## Given task:
Quote all of the data below exactly, please.

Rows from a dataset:
┌──

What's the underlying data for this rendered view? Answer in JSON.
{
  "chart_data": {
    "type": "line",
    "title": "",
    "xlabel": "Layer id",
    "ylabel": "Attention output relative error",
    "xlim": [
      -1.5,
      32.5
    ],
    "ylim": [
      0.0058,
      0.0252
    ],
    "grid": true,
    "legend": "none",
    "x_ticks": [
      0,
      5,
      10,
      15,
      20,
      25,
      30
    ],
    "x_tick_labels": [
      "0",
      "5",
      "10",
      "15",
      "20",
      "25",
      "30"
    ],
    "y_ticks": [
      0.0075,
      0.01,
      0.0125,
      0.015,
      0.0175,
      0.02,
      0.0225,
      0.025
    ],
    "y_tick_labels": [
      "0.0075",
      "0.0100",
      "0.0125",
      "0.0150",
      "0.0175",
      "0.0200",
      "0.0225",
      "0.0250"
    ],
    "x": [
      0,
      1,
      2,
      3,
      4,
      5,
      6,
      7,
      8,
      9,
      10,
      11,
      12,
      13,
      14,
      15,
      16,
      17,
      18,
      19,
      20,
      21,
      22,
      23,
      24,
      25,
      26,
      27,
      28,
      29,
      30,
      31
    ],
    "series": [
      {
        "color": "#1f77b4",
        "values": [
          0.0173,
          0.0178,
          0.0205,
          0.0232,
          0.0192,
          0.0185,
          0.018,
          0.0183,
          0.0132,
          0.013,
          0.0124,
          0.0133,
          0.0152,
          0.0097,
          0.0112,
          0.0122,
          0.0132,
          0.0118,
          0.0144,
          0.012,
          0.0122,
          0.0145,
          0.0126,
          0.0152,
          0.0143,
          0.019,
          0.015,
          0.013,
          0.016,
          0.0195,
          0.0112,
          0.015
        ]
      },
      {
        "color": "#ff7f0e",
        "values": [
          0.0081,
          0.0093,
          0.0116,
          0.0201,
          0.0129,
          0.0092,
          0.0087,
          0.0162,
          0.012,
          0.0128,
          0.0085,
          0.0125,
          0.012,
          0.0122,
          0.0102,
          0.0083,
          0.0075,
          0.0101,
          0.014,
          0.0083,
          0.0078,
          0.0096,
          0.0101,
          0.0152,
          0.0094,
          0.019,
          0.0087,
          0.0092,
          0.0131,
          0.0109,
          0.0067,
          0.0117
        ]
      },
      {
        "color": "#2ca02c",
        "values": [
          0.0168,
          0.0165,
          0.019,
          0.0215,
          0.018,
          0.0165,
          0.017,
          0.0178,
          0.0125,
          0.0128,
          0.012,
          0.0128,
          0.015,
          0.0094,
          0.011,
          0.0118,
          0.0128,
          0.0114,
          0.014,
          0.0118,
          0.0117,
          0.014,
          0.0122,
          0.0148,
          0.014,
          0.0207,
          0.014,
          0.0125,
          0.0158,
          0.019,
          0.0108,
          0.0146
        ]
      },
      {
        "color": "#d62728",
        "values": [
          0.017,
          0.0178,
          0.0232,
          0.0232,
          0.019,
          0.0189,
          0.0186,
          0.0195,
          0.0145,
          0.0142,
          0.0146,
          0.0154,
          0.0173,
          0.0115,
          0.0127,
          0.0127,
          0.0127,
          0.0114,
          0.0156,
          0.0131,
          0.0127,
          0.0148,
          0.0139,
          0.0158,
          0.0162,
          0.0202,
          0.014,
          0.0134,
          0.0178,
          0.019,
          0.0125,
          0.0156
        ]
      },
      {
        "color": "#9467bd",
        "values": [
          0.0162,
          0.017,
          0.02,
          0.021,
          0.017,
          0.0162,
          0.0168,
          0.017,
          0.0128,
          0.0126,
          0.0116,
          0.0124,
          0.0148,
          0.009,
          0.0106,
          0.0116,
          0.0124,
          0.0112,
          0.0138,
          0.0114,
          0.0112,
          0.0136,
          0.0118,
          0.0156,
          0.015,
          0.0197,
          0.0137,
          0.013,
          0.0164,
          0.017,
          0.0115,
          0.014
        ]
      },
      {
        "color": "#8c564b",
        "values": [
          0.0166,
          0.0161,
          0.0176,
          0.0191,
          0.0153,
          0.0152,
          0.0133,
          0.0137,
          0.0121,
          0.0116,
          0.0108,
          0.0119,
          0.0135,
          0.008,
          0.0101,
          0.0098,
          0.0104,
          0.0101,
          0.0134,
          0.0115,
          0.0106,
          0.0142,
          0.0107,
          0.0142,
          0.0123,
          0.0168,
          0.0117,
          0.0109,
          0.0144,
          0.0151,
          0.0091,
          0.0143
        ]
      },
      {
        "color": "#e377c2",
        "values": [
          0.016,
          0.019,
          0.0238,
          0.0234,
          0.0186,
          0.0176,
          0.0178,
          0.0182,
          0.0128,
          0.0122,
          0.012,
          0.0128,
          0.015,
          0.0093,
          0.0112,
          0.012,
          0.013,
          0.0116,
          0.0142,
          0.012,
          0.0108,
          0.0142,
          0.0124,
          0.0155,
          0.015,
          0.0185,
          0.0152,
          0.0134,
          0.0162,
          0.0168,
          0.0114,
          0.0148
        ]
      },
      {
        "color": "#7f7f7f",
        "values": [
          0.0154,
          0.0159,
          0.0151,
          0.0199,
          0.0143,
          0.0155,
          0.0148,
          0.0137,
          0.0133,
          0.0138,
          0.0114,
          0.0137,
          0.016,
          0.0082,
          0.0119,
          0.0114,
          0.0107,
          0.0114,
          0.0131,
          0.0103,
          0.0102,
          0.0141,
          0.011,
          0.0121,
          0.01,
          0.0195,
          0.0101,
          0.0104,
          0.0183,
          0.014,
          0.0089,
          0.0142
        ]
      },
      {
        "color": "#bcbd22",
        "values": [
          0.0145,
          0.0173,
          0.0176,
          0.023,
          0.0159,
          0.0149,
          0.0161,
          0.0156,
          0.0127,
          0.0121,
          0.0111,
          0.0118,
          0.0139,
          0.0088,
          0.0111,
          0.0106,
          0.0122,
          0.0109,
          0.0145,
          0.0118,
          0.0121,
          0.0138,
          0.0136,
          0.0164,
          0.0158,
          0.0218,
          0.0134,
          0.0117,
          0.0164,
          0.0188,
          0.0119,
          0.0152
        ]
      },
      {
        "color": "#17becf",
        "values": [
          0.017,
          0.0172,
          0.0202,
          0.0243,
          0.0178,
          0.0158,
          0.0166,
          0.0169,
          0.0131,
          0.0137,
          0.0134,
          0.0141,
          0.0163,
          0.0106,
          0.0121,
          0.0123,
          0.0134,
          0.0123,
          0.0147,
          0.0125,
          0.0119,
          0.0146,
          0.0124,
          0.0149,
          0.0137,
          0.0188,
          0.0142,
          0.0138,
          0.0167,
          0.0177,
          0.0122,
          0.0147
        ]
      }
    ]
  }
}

└──

## Full solution:
What's the underlying data for this rendered view? Answer in JSON.
{
  "chart_data": {
    "type": "line",
    "title": "",
    "xlabel": "Layer id",
    "ylabel": "Attention output relative error",
    "xlim": [
      -1.5,
      32.5
    ],
    "ylim": [
      0.0058,
      0.0252
    ],
    "grid": true,
    "legend": "none",
    "x_ticks": [
      0,
      5,
      10,
      15,
      20,
      25,
      30
    ],
    "x_tick_labels": [
      "0",
      "5",
      "10",
      "15",
      "20",
      "25",
      "30"
    ],
    "y_ticks": [
      0.0075,
      0.01,
      0.0125,
      0.015,
      0.0175,
      0.02,
      0.0225,
      0.025
    ],
    "y_tick_labels": [
      "0.0075",
      "0.0100",
      "0.0125",
      "0.0150",
      "0.0175",
      "0.0200",
      "0.0225",
      "0.0250"
    ],
    "x": [
      0,
      1,
      2,
      3,
      4,
      5,
      6,
      7,
      8,
      9,
      10,
      11,
      12,
      13,
      14,
      15,
      16,
      17,
      18,
      19,
      20,
      21,
      22,
      23,
      24,
      25,
      26,
      27,
      28,
      29,
      30,
      31
    ],
    "series": [
      {
        "color": "#1f77b4",
        "values": [
          0.0173,
          0.0178,
          0.0205,
          0.0232,
          0.0192,
          0.0185,
          0.018,
          0.0183,
          0.0132,
          0.013,
          0.0124,
          0.0133,
          0.0152,
          0.0097,
          0.0112,
          0.0122,
          0.0132,
          0.0118,
          0.0144,
          0.012,
          0.0122,
          0.0145,
          0.0126,
          0.0152,
          0.0143,
          0.019,
          0.015,
          0.013,
          0.016,
          0.0195,
          0.0112,
          0.015
        ]
      },
      {
        "color": "#ff7f0e",
        "values": [
          0.0081,
          0.0093,
          0.0116,
          0.0201,
          0.0129,
          0.0092,
          0.0087,
          0.0162,
          0.012,
          0.0128,
          0.0085,
          0.0125,
          0.012,
          0.0122,
          0.0102,
          0.0083,
          0.0075,
          0.0101,
          0.014,
          0.0083,
          0.0078,
          0.0096,
          0.0101,
          0.0152,
          0.0094,
          0.019,
          0.0087,
          0.0092,
          0.0131,
          0.0109,
          0.0067,
          0.0117
        ]
      },
      {
        "color": "#2ca02c",
        "values": [
          0.0168,
          0.0165,
          0.019,
          0.0215,
          0.018,
          0.0165,
          0.017,
          0.0178,
          0.0125,
          0.0128,
          0.012,
          0.0128,
          0.015,
          0.0094,
          0.011,
          0.0118,
          0.0128,
          0.0114,
          0.014,
          0.0118,
          0.0117,
          0.014,
          0.0122,
          0.0148,
          0.014,
          0.0207,
          0.014,
          0.0125,
          0.0158,
          0.019,
          0.0108,
          0.0146
        ]
      },
      {
        "color": "#d62728",
        "values": [
          0.017,
          0.0178,
          0.0232,
          0.0232,
          0.019,
          0.0189,
          0.0186,
          0.0195,
          0.0145,
          0.0142,
          0.0146,
          0.0154,
          0.0173,
          0.0115,
          0.0127,
          0.0127,
          0.0127,
          0.0114,
          0.0156,
          0.0131,
          0.0127,
          0.0148,
          0.0139,
          0.0158,
          0.0162,
          0.0202,
          0.014,
          0.0134,
          0.0178,
          0.019,
          0.0125,
          0.0156
        ]
      },
      {
        "color": "#9467bd",
        "values": [
          0.0162,
          0.017,
          0.02,
          0.021,
          0.017,
          0.0162,
          0.0168,
          0.017,
          0.0128,
          0.0126,
          0.0116,
          0.0124,
          0.0148,
          0.009,
          0.0106,
          0.0116,
          0.0124,
          0.0112,
          0.0138,
          0.0114,
          0.0112,
          0.0136,
          0.0118,
          0.0156,
          0.015,
          0.0197,
          0.0137,
          0.013,
          0.0164,
          0.017,
          0.0115,
          0.014
        ]
      },
      {
        "color": "#8c564b",
        "values": [
          0.0166,
          0.0161,
          0.0176,
          0.0191,
          0.0153,
          0.0152,
          0.0133,
          0.0137,
          0.0121,
          0.0116,
          0.0108,
          0.0119,
          0.0135,
          0.008,
          0.0101,
          0.0098,
          0.0104,
          0.0101,
          0.0134,
          0.0115,
          0.0106,
          0.0142,
          0.0107,
          0.0142,
          0.0123,
          0.0168,
          0.0117,
          0.0109,
          0.0144,
          0.0151,
          0.0091,
          0.0143
        ]
      },
      {
        "color": "#e377c2",
        "values": [
          0.016,
          0.019,
          0.0238,
          0.0234,
          0.0186,
          0.0176,
          0.0178,
          0.0182,
          0.0128,
          0.0122,
          0.012,
          0.0128,
          0.015,
          0.0093,
          0.0112,
          0.012,
          0.013,
          0.0116,
          0.0142,
          0.012,
          0.0108,
          0.0142,
          0.0124,
          0.0155,
          0.015,
          0.0185,
          0.0152,
          0.0134,
          0.0162,
          0.0168,
          0.0114,
          0.0148
        ]
      },
      {
        "color": "#7f7f7f",
        "values": [
          0.0154,
          0.0159,
          0.0151,
          0.0199,
          0.0143,
          0.0155,
          0.0148,
          0.0137,
          0.0133,
          0.0138,
          0.0114,
          0.0137,
          0.016,
          0.0082,
          0.0119,
          0.0114,
          0.0107,
          0.0114,
          0.0131,
          0.0103,
          0.0102,
          0.0141,
          0.011,
          0.0121,
          0.01,
          0.0195,
          0.0101,
          0.0104,
          0.0183,
          0.014,
          0.0089,
          0.0142
        ]
      },
      {
        "color": "#bcbd22",
        "values": [
          0.0145,
          0.0173,
          0.0176,
          0.023,
          0.0159,
          0.0149,
          0.0161,
          0.0156,
          0.0127,
          0.0121,
          0.0111,
          0.0118,
          0.0139,
          0.0088,
          0.0111,
          0.0106,
          0.0122,
          0.0109,
          0.0145,
          0.0118,
          0.0121,
          0.0138,
          0.0136,
          0.0164,
          0.0158,
          0.0218,
          0.0134,
          0.0117,
          0.0164,
          0.0188,
          0.0119,
          0.0152
        ]
      },
      {
        "color": "#17becf",
        "values": [
          0.017,
          0.0172,
          0.0202,
          0.0243,
          0.0178,
          0.0158,
          0.0166,
          0.0169,
          0.0131,
          0.0137,
          0.0134,
          0.0141,
          0.0163,
          0.0106,
          0.0121,
          0.0123,
          0.0134,
          0.0123,
          0.0147,
          0.0125,
          0.0119,
          0.0146,
          0.0124,
          0.0149,
          0.0137,
          0.0188,
          0.0142,
          0.0138,
          0.0167,
          0.0177,
          0.0122,
          0.0147
        ]
      }
    ]
  }
}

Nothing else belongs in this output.